#### Material to process
--------------------------------------------------
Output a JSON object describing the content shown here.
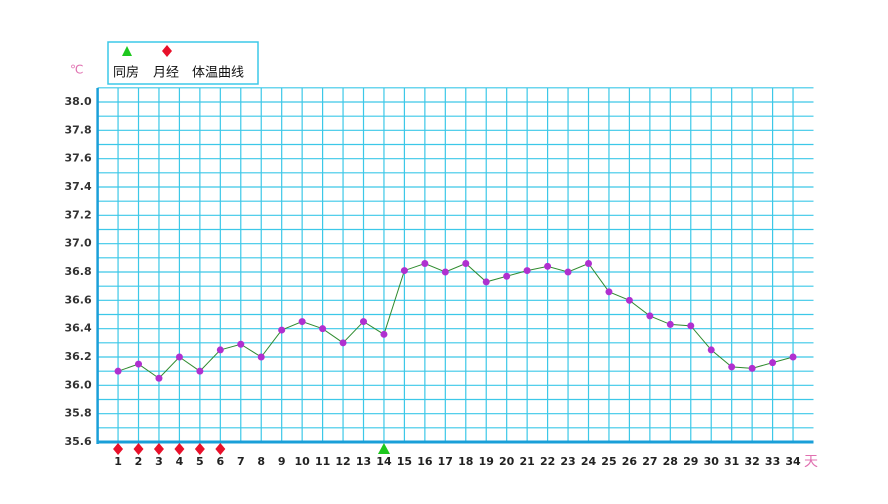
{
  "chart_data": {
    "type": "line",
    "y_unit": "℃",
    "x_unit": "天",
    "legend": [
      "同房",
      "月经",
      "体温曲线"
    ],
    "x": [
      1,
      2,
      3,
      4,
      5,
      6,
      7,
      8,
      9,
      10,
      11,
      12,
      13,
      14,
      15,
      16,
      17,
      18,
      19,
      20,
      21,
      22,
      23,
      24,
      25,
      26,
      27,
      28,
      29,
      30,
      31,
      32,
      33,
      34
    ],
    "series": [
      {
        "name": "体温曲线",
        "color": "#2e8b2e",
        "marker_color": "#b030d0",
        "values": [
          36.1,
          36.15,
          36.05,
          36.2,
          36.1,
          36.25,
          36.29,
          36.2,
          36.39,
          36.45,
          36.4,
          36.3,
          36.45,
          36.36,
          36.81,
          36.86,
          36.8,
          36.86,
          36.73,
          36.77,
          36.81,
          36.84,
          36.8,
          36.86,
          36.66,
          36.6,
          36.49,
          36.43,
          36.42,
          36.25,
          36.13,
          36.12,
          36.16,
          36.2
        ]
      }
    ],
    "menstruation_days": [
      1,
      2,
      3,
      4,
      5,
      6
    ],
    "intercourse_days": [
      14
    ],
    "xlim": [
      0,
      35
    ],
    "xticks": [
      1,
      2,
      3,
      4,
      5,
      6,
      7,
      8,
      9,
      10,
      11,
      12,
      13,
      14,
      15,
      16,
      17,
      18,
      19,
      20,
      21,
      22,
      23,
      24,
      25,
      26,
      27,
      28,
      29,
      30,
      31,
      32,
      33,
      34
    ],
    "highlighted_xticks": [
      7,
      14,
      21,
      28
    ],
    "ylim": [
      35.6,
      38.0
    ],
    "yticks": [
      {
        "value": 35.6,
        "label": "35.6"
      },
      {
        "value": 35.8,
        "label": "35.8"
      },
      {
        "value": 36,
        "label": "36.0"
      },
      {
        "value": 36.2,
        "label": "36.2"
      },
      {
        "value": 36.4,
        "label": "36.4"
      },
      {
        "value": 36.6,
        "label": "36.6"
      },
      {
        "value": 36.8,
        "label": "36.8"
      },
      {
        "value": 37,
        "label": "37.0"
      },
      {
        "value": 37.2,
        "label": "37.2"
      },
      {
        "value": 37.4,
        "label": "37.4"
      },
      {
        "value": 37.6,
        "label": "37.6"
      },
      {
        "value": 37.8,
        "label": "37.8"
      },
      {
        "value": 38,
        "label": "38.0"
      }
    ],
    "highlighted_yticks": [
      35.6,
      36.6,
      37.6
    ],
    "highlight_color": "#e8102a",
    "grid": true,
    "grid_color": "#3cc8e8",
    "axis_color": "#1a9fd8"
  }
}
--------------------------------------------------
#### Task description
Extract all the data above exactly, excluding every picture.

#### Reply
Output a JSON object describing the content shown here.
{
  "chart_data": {
    "type": "line",
    "y_unit": "℃",
    "x_unit": "天",
    "legend": [
      "同房",
      "月经",
      "体温曲线"
    ],
    "x": [
      1,
      2,
      3,
      4,
      5,
      6,
      7,
      8,
      9,
      10,
      11,
      12,
      13,
      14,
      15,
      16,
      17,
      18,
      19,
      20,
      21,
      22,
      23,
      24,
      25,
      26,
      27,
      28,
      29,
      30,
      31,
      32,
      33,
      34
    ],
    "series": [
      {
        "name": "体温曲线",
        "color": "#2e8b2e",
        "marker_color": "#b030d0",
        "values": [
          36.1,
          36.15,
          36.05,
          36.2,
          36.1,
          36.25,
          36.29,
          36.2,
          36.39,
          36.45,
          36.4,
          36.3,
          36.45,
          36.36,
          36.81,
          36.86,
          36.8,
          36.86,
          36.73,
          36.77,
          36.81,
          36.84,
          36.8,
          36.86,
          36.66,
          36.6,
          36.49,
          36.43,
          36.42,
          36.25,
          36.13,
          36.12,
          36.16,
          36.2
        ]
      }
    ],
    "menstruation_days": [
      1,
      2,
      3,
      4,
      5,
      6
    ],
    "intercourse_days": [
      14
    ],
    "xlim": [
      0,
      35
    ],
    "xticks": [
      1,
      2,
      3,
      4,
      5,
      6,
      7,
      8,
      9,
      10,
      11,
      12,
      13,
      14,
      15,
      16,
      17,
      18,
      19,
      20,
      21,
      22,
      23,
      24,
      25,
      26,
      27,
      28,
      29,
      30,
      31,
      32,
      33,
      34
    ],
    "highlighted_xticks": [
      7,
      14,
      21,
      28
    ],
    "ylim": [
      35.6,
      38.0
    ],
    "yticks": [
      {
        "value": 35.6,
        "label": "35.6"
      },
      {
        "value": 35.8,
        "label": "35.8"
      },
      {
        "value": 36,
        "label": "36.0"
      },
      {
        "value": 36.2,
        "label": "36.2"
      },
      {
        "value": 36.4,
        "label": "36.4"
      },
      {
        "value": 36.6,
        "label": "36.6"
      },
      {
        "value": 36.8,
        "label": "36.8"
      },
      {
        "value": 37,
        "label": "37.0"
      },
      {
        "value": 37.2,
        "label": "37.2"
      },
      {
        "value": 37.4,
        "label": "37.4"
      },
      {
        "value": 37.6,
        "label": "37.6"
      },
      {
        "value": 37.8,
        "label": "37.8"
      },
      {
        "value": 38,
        "label": "38.0"
      }
    ],
    "highlighted_yticks": [
      35.6,
      36.6,
      37.6
    ],
    "highlight_color": "#e8102a",
    "grid": true,
    "grid_color": "#3cc8e8",
    "axis_color": "#1a9fd8"
  }
}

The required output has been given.